Write out the entire listing below exactly, with the pictures left out.

Data shown ::
* start *

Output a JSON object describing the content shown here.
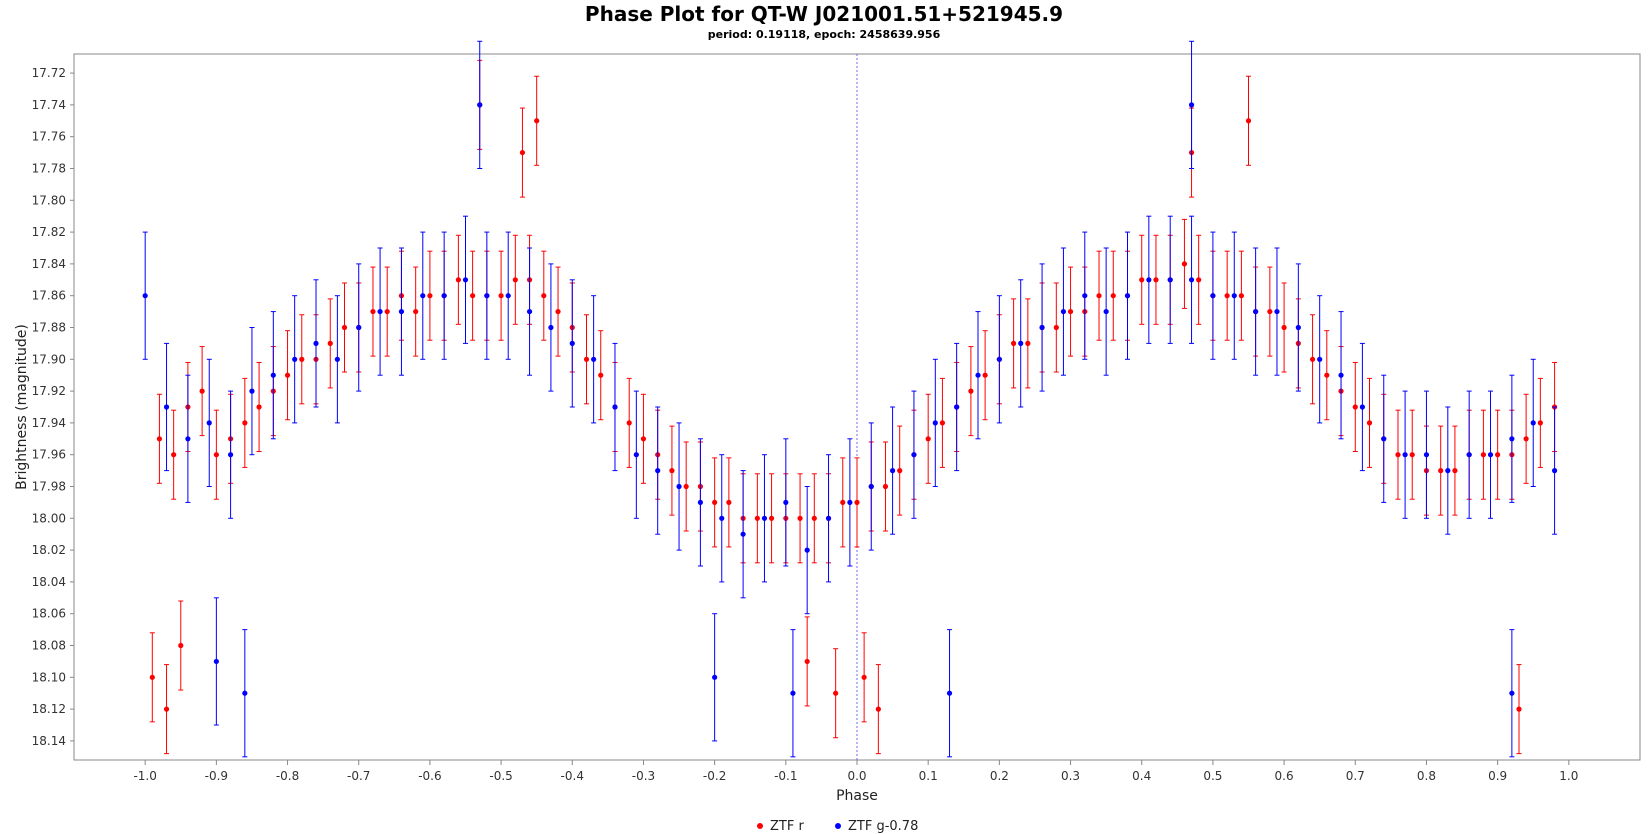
{
  "chart_data": {
    "type": "scatter",
    "title": "Phase Plot for QT-W J021001.51+521945.9",
    "subtitle": "period: 0.19118, epoch: 2458639.956",
    "xlabel": "Phase",
    "ylabel": "Brightness (magnitude)",
    "xlim": [
      -1.1,
      1.1
    ],
    "ylim": [
      17.708,
      18.152
    ],
    "y_inverted": true,
    "x_ticks": [
      "-1.0",
      "-0.9",
      "-0.8",
      "-0.7",
      "-0.6",
      "-0.5",
      "-0.4",
      "-0.3",
      "-0.2",
      "-0.1",
      "0.0",
      "0.1",
      "0.2",
      "0.3",
      "0.4",
      "0.5",
      "0.6",
      "0.7",
      "0.8",
      "0.9",
      "1.0"
    ],
    "y_ticks": [
      "17.72",
      "17.74",
      "17.76",
      "17.78",
      "17.80",
      "17.82",
      "17.84",
      "17.86",
      "17.88",
      "17.90",
      "17.92",
      "17.94",
      "17.96",
      "17.98",
      "18.00",
      "18.02",
      "18.04",
      "18.06",
      "18.08",
      "18.10",
      "18.12",
      "18.14"
    ],
    "grid": false,
    "reference_line_x": 0.0,
    "legend_position": "bottom-center",
    "series": [
      {
        "name": "ZTF r",
        "color": "#ff0000",
        "errorbar": 0.028,
        "x": [
          -0.98,
          -0.96,
          -0.94,
          -0.92,
          -0.9,
          -0.88,
          -0.86,
          -0.84,
          -0.82,
          -0.8,
          -0.78,
          -0.76,
          -0.74,
          -0.72,
          -0.7,
          -0.68,
          -0.66,
          -0.64,
          -0.62,
          -0.6,
          -0.58,
          -0.56,
          -0.54,
          -0.52,
          -0.5,
          -0.48,
          -0.46,
          -0.44,
          -0.42,
          -0.4,
          -0.38,
          -0.36,
          -0.34,
          -0.32,
          -0.3,
          -0.28,
          -0.26,
          -0.24,
          -0.22,
          -0.2,
          -0.18,
          -0.16,
          -0.14,
          -0.12,
          -0.1,
          -0.08,
          -0.06,
          -0.04,
          -0.02,
          0.0,
          0.02,
          0.04,
          0.06,
          0.08,
          0.1,
          0.12,
          0.14,
          0.16,
          0.18,
          0.2,
          0.22,
          0.24,
          0.26,
          0.28,
          0.3,
          0.32,
          0.34,
          0.36,
          0.38,
          0.4,
          0.42,
          0.44,
          0.46,
          0.48,
          0.5,
          0.52,
          0.54,
          0.56,
          0.58,
          0.6,
          0.62,
          0.64,
          0.66,
          0.68,
          0.7,
          0.72,
          0.74,
          0.76,
          0.78,
          0.8,
          0.82,
          0.84,
          0.86,
          0.88,
          0.9,
          0.92,
          0.94,
          0.96,
          0.98,
          -0.99,
          -0.97,
          -0.95,
          -0.53,
          -0.47,
          -0.45,
          -0.07,
          -0.03,
          0.01,
          0.03,
          0.47,
          0.55,
          0.93
        ],
        "y": [
          17.95,
          17.96,
          17.93,
          17.92,
          17.96,
          17.95,
          17.94,
          17.93,
          17.92,
          17.91,
          17.9,
          17.9,
          17.89,
          17.88,
          17.88,
          17.87,
          17.87,
          17.86,
          17.87,
          17.86,
          17.86,
          17.85,
          17.86,
          17.86,
          17.86,
          17.85,
          17.85,
          17.86,
          17.87,
          17.88,
          17.9,
          17.91,
          17.93,
          17.94,
          17.95,
          17.96,
          17.97,
          17.98,
          17.98,
          17.99,
          17.99,
          18.0,
          18.0,
          18.0,
          18.0,
          18.0,
          18.0,
          18.0,
          17.99,
          17.99,
          17.98,
          17.98,
          17.97,
          17.96,
          17.95,
          17.94,
          17.93,
          17.92,
          17.91,
          17.9,
          17.89,
          17.89,
          17.88,
          17.88,
          17.87,
          17.87,
          17.86,
          17.86,
          17.86,
          17.85,
          17.85,
          17.85,
          17.84,
          17.85,
          17.86,
          17.86,
          17.86,
          17.87,
          17.87,
          17.88,
          17.89,
          17.9,
          17.91,
          17.92,
          17.93,
          17.94,
          17.95,
          17.96,
          17.96,
          17.97,
          17.97,
          17.97,
          17.96,
          17.96,
          17.96,
          17.96,
          17.95,
          17.94,
          17.93,
          18.1,
          18.12,
          18.08,
          17.74,
          17.77,
          17.75,
          18.09,
          18.11,
          18.1,
          18.12,
          17.77,
          17.75,
          18.12
        ]
      },
      {
        "name": "ZTF g-0.78",
        "color": "#0000ff",
        "errorbar": 0.04,
        "x": [
          -1.0,
          -0.97,
          -0.94,
          -0.91,
          -0.88,
          -0.85,
          -0.82,
          -0.79,
          -0.76,
          -0.73,
          -0.7,
          -0.67,
          -0.64,
          -0.61,
          -0.58,
          -0.55,
          -0.52,
          -0.49,
          -0.46,
          -0.43,
          -0.4,
          -0.37,
          -0.34,
          -0.31,
          -0.28,
          -0.25,
          -0.22,
          -0.19,
          -0.16,
          -0.13,
          -0.1,
          -0.07,
          -0.04,
          -0.01,
          0.02,
          0.05,
          0.08,
          0.11,
          0.14,
          0.17,
          0.2,
          0.23,
          0.26,
          0.29,
          0.32,
          0.35,
          0.38,
          0.41,
          0.44,
          0.47,
          0.5,
          0.53,
          0.56,
          0.59,
          0.62,
          0.65,
          0.68,
          0.71,
          0.74,
          0.77,
          0.8,
          0.83,
          0.86,
          0.89,
          0.92,
          0.95,
          0.98,
          -0.9,
          -0.86,
          -0.53,
          -0.2,
          -0.09,
          0.13,
          0.47,
          0.92
        ],
        "y": [
          17.86,
          17.93,
          17.95,
          17.94,
          17.96,
          17.92,
          17.91,
          17.9,
          17.89,
          17.9,
          17.88,
          17.87,
          17.87,
          17.86,
          17.86,
          17.85,
          17.86,
          17.86,
          17.87,
          17.88,
          17.89,
          17.9,
          17.93,
          17.96,
          17.97,
          17.98,
          17.99,
          18.0,
          18.01,
          18.0,
          17.99,
          18.02,
          18.0,
          17.99,
          17.98,
          17.97,
          17.96,
          17.94,
          17.93,
          17.91,
          17.9,
          17.89,
          17.88,
          17.87,
          17.86,
          17.87,
          17.86,
          17.85,
          17.85,
          17.85,
          17.86,
          17.86,
          17.87,
          17.87,
          17.88,
          17.9,
          17.91,
          17.93,
          17.95,
          17.96,
          17.96,
          17.97,
          17.96,
          17.96,
          17.95,
          17.94,
          17.97,
          18.09,
          18.11,
          17.74,
          18.1,
          18.11,
          18.11,
          17.74,
          18.11
        ]
      }
    ]
  }
}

* end *

Expected answer ::
Output a JSON object describing the content shown here.
{
  "chart_data": {
    "type": "scatter",
    "title": "Phase Plot for QT-W J021001.51+521945.9",
    "subtitle": "period: 0.19118, epoch: 2458639.956",
    "xlabel": "Phase",
    "ylabel": "Brightness (magnitude)",
    "xlim": [
      -1.1,
      1.1
    ],
    "ylim": [
      17.708,
      18.152
    ],
    "y_inverted": true,
    "x_ticks": [
      "-1.0",
      "-0.9",
      "-0.8",
      "-0.7",
      "-0.6",
      "-0.5",
      "-0.4",
      "-0.3",
      "-0.2",
      "-0.1",
      "0.0",
      "0.1",
      "0.2",
      "0.3",
      "0.4",
      "0.5",
      "0.6",
      "0.7",
      "0.8",
      "0.9",
      "1.0"
    ],
    "y_ticks": [
      "17.72",
      "17.74",
      "17.76",
      "17.78",
      "17.80",
      "17.82",
      "17.84",
      "17.86",
      "17.88",
      "17.90",
      "17.92",
      "17.94",
      "17.96",
      "17.98",
      "18.00",
      "18.02",
      "18.04",
      "18.06",
      "18.08",
      "18.10",
      "18.12",
      "18.14"
    ],
    "grid": false,
    "reference_line_x": 0.0,
    "legend_position": "bottom-center",
    "series": [
      {
        "name": "ZTF r",
        "color": "#ff0000",
        "errorbar": 0.028,
        "x": [
          -0.98,
          -0.96,
          -0.94,
          -0.92,
          -0.9,
          -0.88,
          -0.86,
          -0.84,
          -0.82,
          -0.8,
          -0.78,
          -0.76,
          -0.74,
          -0.72,
          -0.7,
          -0.68,
          -0.66,
          -0.64,
          -0.62,
          -0.6,
          -0.58,
          -0.56,
          -0.54,
          -0.52,
          -0.5,
          -0.48,
          -0.46,
          -0.44,
          -0.42,
          -0.4,
          -0.38,
          -0.36,
          -0.34,
          -0.32,
          -0.3,
          -0.28,
          -0.26,
          -0.24,
          -0.22,
          -0.2,
          -0.18,
          -0.16,
          -0.14,
          -0.12,
          -0.1,
          -0.08,
          -0.06,
          -0.04,
          -0.02,
          0.0,
          0.02,
          0.04,
          0.06,
          0.08,
          0.1,
          0.12,
          0.14,
          0.16,
          0.18,
          0.2,
          0.22,
          0.24,
          0.26,
          0.28,
          0.3,
          0.32,
          0.34,
          0.36,
          0.38,
          0.4,
          0.42,
          0.44,
          0.46,
          0.48,
          0.5,
          0.52,
          0.54,
          0.56,
          0.58,
          0.6,
          0.62,
          0.64,
          0.66,
          0.68,
          0.7,
          0.72,
          0.74,
          0.76,
          0.78,
          0.8,
          0.82,
          0.84,
          0.86,
          0.88,
          0.9,
          0.92,
          0.94,
          0.96,
          0.98,
          -0.99,
          -0.97,
          -0.95,
          -0.53,
          -0.47,
          -0.45,
          -0.07,
          -0.03,
          0.01,
          0.03,
          0.47,
          0.55,
          0.93
        ],
        "y": [
          17.95,
          17.96,
          17.93,
          17.92,
          17.96,
          17.95,
          17.94,
          17.93,
          17.92,
          17.91,
          17.9,
          17.9,
          17.89,
          17.88,
          17.88,
          17.87,
          17.87,
          17.86,
          17.87,
          17.86,
          17.86,
          17.85,
          17.86,
          17.86,
          17.86,
          17.85,
          17.85,
          17.86,
          17.87,
          17.88,
          17.9,
          17.91,
          17.93,
          17.94,
          17.95,
          17.96,
          17.97,
          17.98,
          17.98,
          17.99,
          17.99,
          18.0,
          18.0,
          18.0,
          18.0,
          18.0,
          18.0,
          18.0,
          17.99,
          17.99,
          17.98,
          17.98,
          17.97,
          17.96,
          17.95,
          17.94,
          17.93,
          17.92,
          17.91,
          17.9,
          17.89,
          17.89,
          17.88,
          17.88,
          17.87,
          17.87,
          17.86,
          17.86,
          17.86,
          17.85,
          17.85,
          17.85,
          17.84,
          17.85,
          17.86,
          17.86,
          17.86,
          17.87,
          17.87,
          17.88,
          17.89,
          17.9,
          17.91,
          17.92,
          17.93,
          17.94,
          17.95,
          17.96,
          17.96,
          17.97,
          17.97,
          17.97,
          17.96,
          17.96,
          17.96,
          17.96,
          17.95,
          17.94,
          17.93,
          18.1,
          18.12,
          18.08,
          17.74,
          17.77,
          17.75,
          18.09,
          18.11,
          18.1,
          18.12,
          17.77,
          17.75,
          18.12
        ]
      },
      {
        "name": "ZTF g-0.78",
        "color": "#0000ff",
        "errorbar": 0.04,
        "x": [
          -1.0,
          -0.97,
          -0.94,
          -0.91,
          -0.88,
          -0.85,
          -0.82,
          -0.79,
          -0.76,
          -0.73,
          -0.7,
          -0.67,
          -0.64,
          -0.61,
          -0.58,
          -0.55,
          -0.52,
          -0.49,
          -0.46,
          -0.43,
          -0.4,
          -0.37,
          -0.34,
          -0.31,
          -0.28,
          -0.25,
          -0.22,
          -0.19,
          -0.16,
          -0.13,
          -0.1,
          -0.07,
          -0.04,
          -0.01,
          0.02,
          0.05,
          0.08,
          0.11,
          0.14,
          0.17,
          0.2,
          0.23,
          0.26,
          0.29,
          0.32,
          0.35,
          0.38,
          0.41,
          0.44,
          0.47,
          0.5,
          0.53,
          0.56,
          0.59,
          0.62,
          0.65,
          0.68,
          0.71,
          0.74,
          0.77,
          0.8,
          0.83,
          0.86,
          0.89,
          0.92,
          0.95,
          0.98,
          -0.9,
          -0.86,
          -0.53,
          -0.2,
          -0.09,
          0.13,
          0.47,
          0.92
        ],
        "y": [
          17.86,
          17.93,
          17.95,
          17.94,
          17.96,
          17.92,
          17.91,
          17.9,
          17.89,
          17.9,
          17.88,
          17.87,
          17.87,
          17.86,
          17.86,
          17.85,
          17.86,
          17.86,
          17.87,
          17.88,
          17.89,
          17.9,
          17.93,
          17.96,
          17.97,
          17.98,
          17.99,
          18.0,
          18.01,
          18.0,
          17.99,
          18.02,
          18.0,
          17.99,
          17.98,
          17.97,
          17.96,
          17.94,
          17.93,
          17.91,
          17.9,
          17.89,
          17.88,
          17.87,
          17.86,
          17.87,
          17.86,
          17.85,
          17.85,
          17.85,
          17.86,
          17.86,
          17.87,
          17.87,
          17.88,
          17.9,
          17.91,
          17.93,
          17.95,
          17.96,
          17.96,
          17.97,
          17.96,
          17.96,
          17.95,
          17.94,
          17.97,
          18.09,
          18.11,
          17.74,
          18.1,
          18.11,
          18.11,
          17.74,
          18.11
        ]
      }
    ]
  }
}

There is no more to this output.